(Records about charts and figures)
######

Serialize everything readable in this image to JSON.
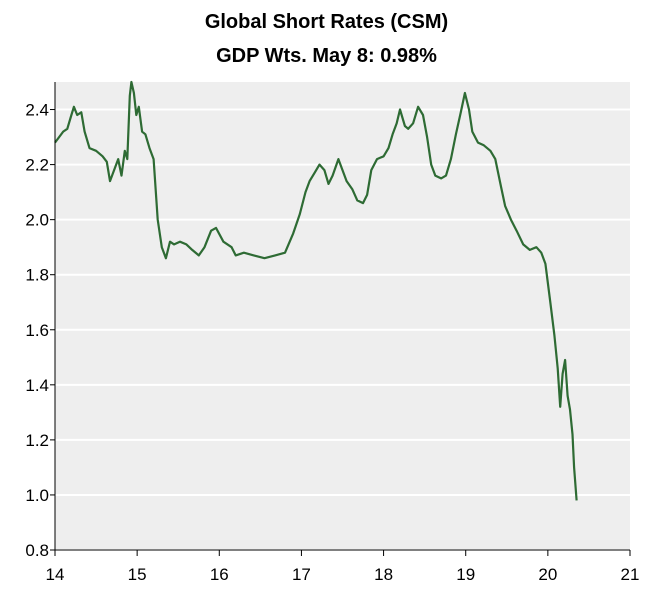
{
  "chart_data": {
    "type": "line",
    "title": "Global Short Rates (CSM)",
    "subtitle": "GDP Wts.   May 8: 0.98%",
    "xlabel": "",
    "ylabel": "",
    "xlim": [
      14,
      21
    ],
    "ylim": [
      0.8,
      2.5
    ],
    "x_ticks": [
      "14",
      "15",
      "16",
      "17",
      "18",
      "19",
      "20",
      "21"
    ],
    "y_ticks": [
      "0.8",
      "1.0",
      "1.2",
      "1.4",
      "1.6",
      "1.8",
      "2.0",
      "2.2",
      "2.4"
    ],
    "grid": true,
    "legend": "none",
    "colors": {
      "line": "#2e6b34",
      "plot_bg": "#eeeeee",
      "grid": "#ffffff",
      "axis": "#000000"
    },
    "series": [
      {
        "name": "",
        "points": [
          [
            14.0,
            2.28
          ],
          [
            14.05,
            2.3
          ],
          [
            14.1,
            2.32
          ],
          [
            14.15,
            2.33
          ],
          [
            14.2,
            2.38
          ],
          [
            14.23,
            2.41
          ],
          [
            14.27,
            2.38
          ],
          [
            14.32,
            2.39
          ],
          [
            14.36,
            2.32
          ],
          [
            14.42,
            2.26
          ],
          [
            14.5,
            2.25
          ],
          [
            14.58,
            2.23
          ],
          [
            14.63,
            2.21
          ],
          [
            14.67,
            2.14
          ],
          [
            14.72,
            2.18
          ],
          [
            14.77,
            2.22
          ],
          [
            14.81,
            2.16
          ],
          [
            14.85,
            2.25
          ],
          [
            14.88,
            2.22
          ],
          [
            14.91,
            2.45
          ],
          [
            14.93,
            2.5
          ],
          [
            14.96,
            2.46
          ],
          [
            14.99,
            2.38
          ],
          [
            15.02,
            2.41
          ],
          [
            15.06,
            2.32
          ],
          [
            15.1,
            2.31
          ],
          [
            15.15,
            2.26
          ],
          [
            15.2,
            2.22
          ],
          [
            15.25,
            2.0
          ],
          [
            15.3,
            1.9
          ],
          [
            15.35,
            1.86
          ],
          [
            15.4,
            1.92
          ],
          [
            15.45,
            1.91
          ],
          [
            15.52,
            1.92
          ],
          [
            15.6,
            1.91
          ],
          [
            15.67,
            1.89
          ],
          [
            15.75,
            1.87
          ],
          [
            15.82,
            1.9
          ],
          [
            15.9,
            1.96
          ],
          [
            15.96,
            1.97
          ],
          [
            16.05,
            1.92
          ],
          [
            16.15,
            1.9
          ],
          [
            16.2,
            1.87
          ],
          [
            16.3,
            1.88
          ],
          [
            16.42,
            1.87
          ],
          [
            16.55,
            1.86
          ],
          [
            16.68,
            1.87
          ],
          [
            16.8,
            1.88
          ],
          [
            16.9,
            1.95
          ],
          [
            16.98,
            2.02
          ],
          [
            17.05,
            2.1
          ],
          [
            17.1,
            2.14
          ],
          [
            17.16,
            2.17
          ],
          [
            17.22,
            2.2
          ],
          [
            17.28,
            2.18
          ],
          [
            17.33,
            2.13
          ],
          [
            17.38,
            2.16
          ],
          [
            17.45,
            2.22
          ],
          [
            17.5,
            2.18
          ],
          [
            17.55,
            2.14
          ],
          [
            17.62,
            2.11
          ],
          [
            17.68,
            2.07
          ],
          [
            17.75,
            2.06
          ],
          [
            17.8,
            2.09
          ],
          [
            17.85,
            2.18
          ],
          [
            17.92,
            2.22
          ],
          [
            18.0,
            2.23
          ],
          [
            18.06,
            2.26
          ],
          [
            18.11,
            2.31
          ],
          [
            18.16,
            2.35
          ],
          [
            18.2,
            2.4
          ],
          [
            18.26,
            2.34
          ],
          [
            18.3,
            2.33
          ],
          [
            18.36,
            2.35
          ],
          [
            18.42,
            2.41
          ],
          [
            18.48,
            2.38
          ],
          [
            18.53,
            2.3
          ],
          [
            18.58,
            2.2
          ],
          [
            18.63,
            2.16
          ],
          [
            18.7,
            2.15
          ],
          [
            18.76,
            2.16
          ],
          [
            18.82,
            2.22
          ],
          [
            18.88,
            2.31
          ],
          [
            18.94,
            2.39
          ],
          [
            18.99,
            2.46
          ],
          [
            19.04,
            2.4
          ],
          [
            19.08,
            2.32
          ],
          [
            19.15,
            2.28
          ],
          [
            19.22,
            2.27
          ],
          [
            19.3,
            2.25
          ],
          [
            19.36,
            2.22
          ],
          [
            19.43,
            2.12
          ],
          [
            19.48,
            2.05
          ],
          [
            19.55,
            2.0
          ],
          [
            19.62,
            1.96
          ],
          [
            19.7,
            1.91
          ],
          [
            19.78,
            1.89
          ],
          [
            19.86,
            1.9
          ],
          [
            19.92,
            1.88
          ],
          [
            19.97,
            1.84
          ],
          [
            20.03,
            1.7
          ],
          [
            20.08,
            1.58
          ],
          [
            20.12,
            1.46
          ],
          [
            20.15,
            1.32
          ],
          [
            20.18,
            1.44
          ],
          [
            20.21,
            1.49
          ],
          [
            20.24,
            1.36
          ],
          [
            20.27,
            1.31
          ],
          [
            20.3,
            1.22
          ],
          [
            20.32,
            1.1
          ],
          [
            20.35,
            0.98
          ]
        ]
      }
    ]
  }
}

######

* [The task]:
Write out the full set of lines verbatim, without the pictures.

* [Final result]:
Serialize everything readable in this image to JSON.
{
  "chart_data": {
    "type": "line",
    "title": "Global Short Rates (CSM)",
    "subtitle": "GDP Wts.   May 8: 0.98%",
    "xlabel": "",
    "ylabel": "",
    "xlim": [
      14,
      21
    ],
    "ylim": [
      0.8,
      2.5
    ],
    "x_ticks": [
      "14",
      "15",
      "16",
      "17",
      "18",
      "19",
      "20",
      "21"
    ],
    "y_ticks": [
      "0.8",
      "1.0",
      "1.2",
      "1.4",
      "1.6",
      "1.8",
      "2.0",
      "2.2",
      "2.4"
    ],
    "grid": true,
    "legend": "none",
    "colors": {
      "line": "#2e6b34",
      "plot_bg": "#eeeeee",
      "grid": "#ffffff",
      "axis": "#000000"
    },
    "series": [
      {
        "name": "",
        "points": [
          [
            14.0,
            2.28
          ],
          [
            14.05,
            2.3
          ],
          [
            14.1,
            2.32
          ],
          [
            14.15,
            2.33
          ],
          [
            14.2,
            2.38
          ],
          [
            14.23,
            2.41
          ],
          [
            14.27,
            2.38
          ],
          [
            14.32,
            2.39
          ],
          [
            14.36,
            2.32
          ],
          [
            14.42,
            2.26
          ],
          [
            14.5,
            2.25
          ],
          [
            14.58,
            2.23
          ],
          [
            14.63,
            2.21
          ],
          [
            14.67,
            2.14
          ],
          [
            14.72,
            2.18
          ],
          [
            14.77,
            2.22
          ],
          [
            14.81,
            2.16
          ],
          [
            14.85,
            2.25
          ],
          [
            14.88,
            2.22
          ],
          [
            14.91,
            2.45
          ],
          [
            14.93,
            2.5
          ],
          [
            14.96,
            2.46
          ],
          [
            14.99,
            2.38
          ],
          [
            15.02,
            2.41
          ],
          [
            15.06,
            2.32
          ],
          [
            15.1,
            2.31
          ],
          [
            15.15,
            2.26
          ],
          [
            15.2,
            2.22
          ],
          [
            15.25,
            2.0
          ],
          [
            15.3,
            1.9
          ],
          [
            15.35,
            1.86
          ],
          [
            15.4,
            1.92
          ],
          [
            15.45,
            1.91
          ],
          [
            15.52,
            1.92
          ],
          [
            15.6,
            1.91
          ],
          [
            15.67,
            1.89
          ],
          [
            15.75,
            1.87
          ],
          [
            15.82,
            1.9
          ],
          [
            15.9,
            1.96
          ],
          [
            15.96,
            1.97
          ],
          [
            16.05,
            1.92
          ],
          [
            16.15,
            1.9
          ],
          [
            16.2,
            1.87
          ],
          [
            16.3,
            1.88
          ],
          [
            16.42,
            1.87
          ],
          [
            16.55,
            1.86
          ],
          [
            16.68,
            1.87
          ],
          [
            16.8,
            1.88
          ],
          [
            16.9,
            1.95
          ],
          [
            16.98,
            2.02
          ],
          [
            17.05,
            2.1
          ],
          [
            17.1,
            2.14
          ],
          [
            17.16,
            2.17
          ],
          [
            17.22,
            2.2
          ],
          [
            17.28,
            2.18
          ],
          [
            17.33,
            2.13
          ],
          [
            17.38,
            2.16
          ],
          [
            17.45,
            2.22
          ],
          [
            17.5,
            2.18
          ],
          [
            17.55,
            2.14
          ],
          [
            17.62,
            2.11
          ],
          [
            17.68,
            2.07
          ],
          [
            17.75,
            2.06
          ],
          [
            17.8,
            2.09
          ],
          [
            17.85,
            2.18
          ],
          [
            17.92,
            2.22
          ],
          [
            18.0,
            2.23
          ],
          [
            18.06,
            2.26
          ],
          [
            18.11,
            2.31
          ],
          [
            18.16,
            2.35
          ],
          [
            18.2,
            2.4
          ],
          [
            18.26,
            2.34
          ],
          [
            18.3,
            2.33
          ],
          [
            18.36,
            2.35
          ],
          [
            18.42,
            2.41
          ],
          [
            18.48,
            2.38
          ],
          [
            18.53,
            2.3
          ],
          [
            18.58,
            2.2
          ],
          [
            18.63,
            2.16
          ],
          [
            18.7,
            2.15
          ],
          [
            18.76,
            2.16
          ],
          [
            18.82,
            2.22
          ],
          [
            18.88,
            2.31
          ],
          [
            18.94,
            2.39
          ],
          [
            18.99,
            2.46
          ],
          [
            19.04,
            2.4
          ],
          [
            19.08,
            2.32
          ],
          [
            19.15,
            2.28
          ],
          [
            19.22,
            2.27
          ],
          [
            19.3,
            2.25
          ],
          [
            19.36,
            2.22
          ],
          [
            19.43,
            2.12
          ],
          [
            19.48,
            2.05
          ],
          [
            19.55,
            2.0
          ],
          [
            19.62,
            1.96
          ],
          [
            19.7,
            1.91
          ],
          [
            19.78,
            1.89
          ],
          [
            19.86,
            1.9
          ],
          [
            19.92,
            1.88
          ],
          [
            19.97,
            1.84
          ],
          [
            20.03,
            1.7
          ],
          [
            20.08,
            1.58
          ],
          [
            20.12,
            1.46
          ],
          [
            20.15,
            1.32
          ],
          [
            20.18,
            1.44
          ],
          [
            20.21,
            1.49
          ],
          [
            20.24,
            1.36
          ],
          [
            20.27,
            1.31
          ],
          [
            20.3,
            1.22
          ],
          [
            20.32,
            1.1
          ],
          [
            20.35,
            0.98
          ]
        ]
      }
    ]
  }
}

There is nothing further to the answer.